(Aim)
Reproduce all the material exactly, minus any pictures it holds.

(Supplied data)
-*-*-
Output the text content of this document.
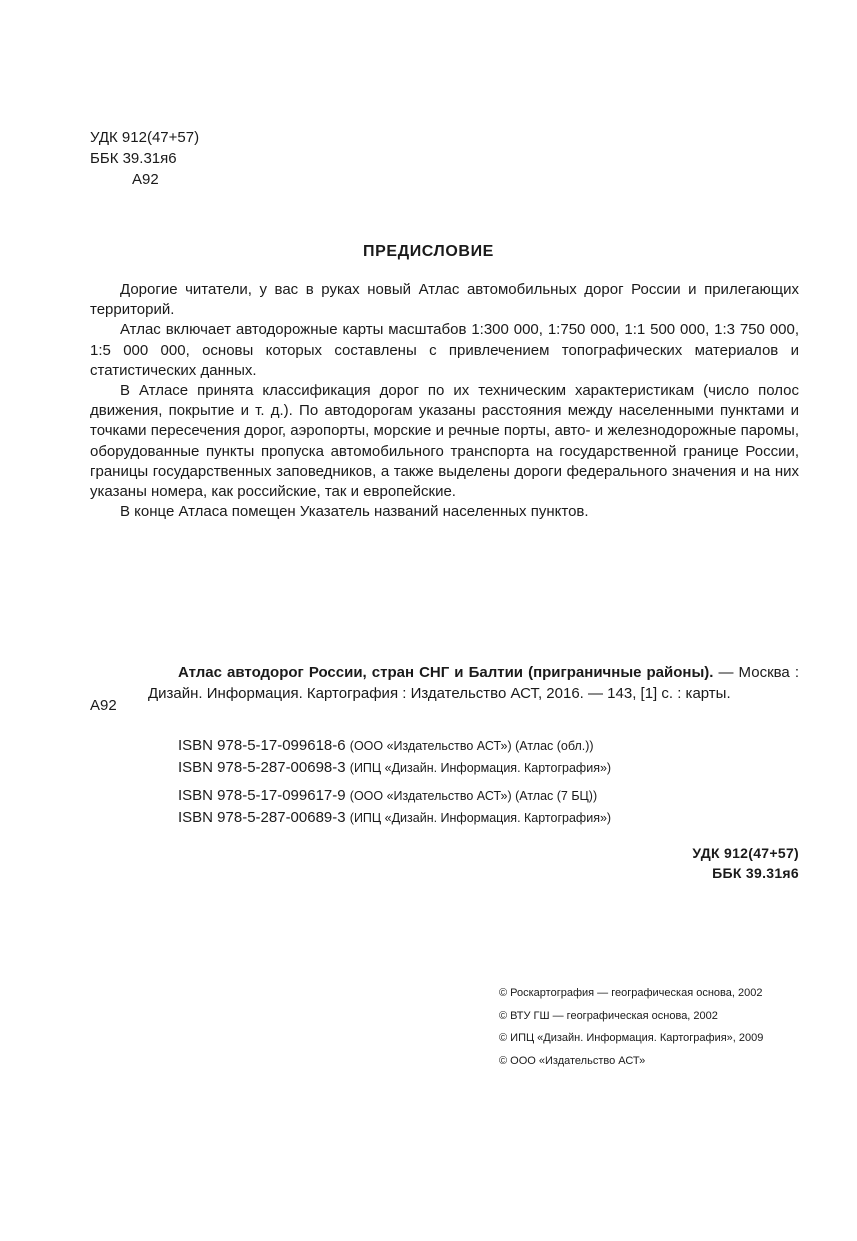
УДК 912(47+57)
ББК 39.31я6
А92
ПРЕДИСЛОВИЕ

Дорогие читатели, у вас в руках новый Атлас автомобильных дорог России и прилегающих территорий.

Атлас включает автодорожные карты масштабов 1:300 000, 1:750 000, 1:1 500 000, 1:3 750 000, 1:5 000 000, основы которых составлены с привлечением топографических материалов и статистических данных.

В Атласе принята классификация дорог по их техническим характеристикам (число полос движения, покрытие и т. д.). По автодорогам указаны расстояния между населенными пунктами и точками пересечения дорог, аэропорты, морские и речные порты, авто- и железнодорожные паромы, оборудованные пункты пропуска автомобильного транспорта на государственной границе России, границы государственных заповедников, а также выделены дороги федерального значения и на них указаны номера, как российские, так и европейские.

В конце Атласа помещен Указатель названий населенных пунктов.

А92

Атлас автодорог России, стран СНГ и Балтии (приграничные районы). — Москва : Дизайн. Информация. Картография : Издательство АСТ, 2016. — 143, [1] с. : карты.

ISBN 978-5-17-099618-6 (ООО «Издательство АСТ») (Атлас (обл.))
ISBN 978-5-287-00698-3 (ИПЦ «Дизайн. Информация. Картография»)
ISBN 978-5-17-099617-9 (ООО «Издательство АСТ») (Атлас (7 БЦ))
ISBN 978-5-287-00689-3 (ИПЦ «Дизайн. Информация. Картография»)
УДК 912(47+57)
ББК 39.31я6
© Роскартография — географическая основа, 2002
© ВТУ ГШ — географическая основа, 2002
© ИПЦ «Дизайн. Информация. Картография», 2009
© ООО «Издательство АСТ»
-*-*-
(Output below)
Output the text content of this document.
УДК 912(47+57)
ББК 39.31я6
А92
ПРЕДИСЛОВИЕ

Дорогие читатели, у вас в руках новый Атлас автомобильных дорог России и прилегающих территорий.

Атлас включает автодорожные карты масштабов 1:300 000, 1:750 000, 1:1 500 000, 1:3 750 000, 1:5 000 000, основы которых составлены с привлечением топографических материалов и статистических данных.

В Атласе принята классификация дорог по их техническим характеристикам (число полос движения, покрытие и т. д.). По автодорогам указаны расстояния между населенными пунктами и точками пересечения дорог, аэропорты, морские и речные порты, авто- и железнодорожные паромы, оборудованные пункты пропуска автомобильного транспорта на государственной границе России, границы государственных заповедников, а также выделены дороги федерального значения и на них указаны номера, как российские, так и европейские.

В конце Атласа помещен Указатель названий населенных пунктов.

А92

Атлас автодорог России, стран СНГ и Балтии (приграничные районы). — Москва : Дизайн. Информация. Картография : Издательство АСТ, 2016. — 143, [1] с. : карты.

ISBN 978-5-17-099618-6 (ООО «Издательство АСТ») (Атлас (обл.))
ISBN 978-5-287-00698-3 (ИПЦ «Дизайн. Информация. Картография»)
ISBN 978-5-17-099617-9 (ООО «Издательство АСТ») (Атлас (7 БЦ))
ISBN 978-5-287-00689-3 (ИПЦ «Дизайн. Информация. Картография»)
УДК 912(47+57)
ББК 39.31я6
© Роскартография — географическая основа, 2002
© ВТУ ГШ — географическая основа, 2002
© ИПЦ «Дизайн. Информация. Картография», 2009
© ООО «Издательство АСТ»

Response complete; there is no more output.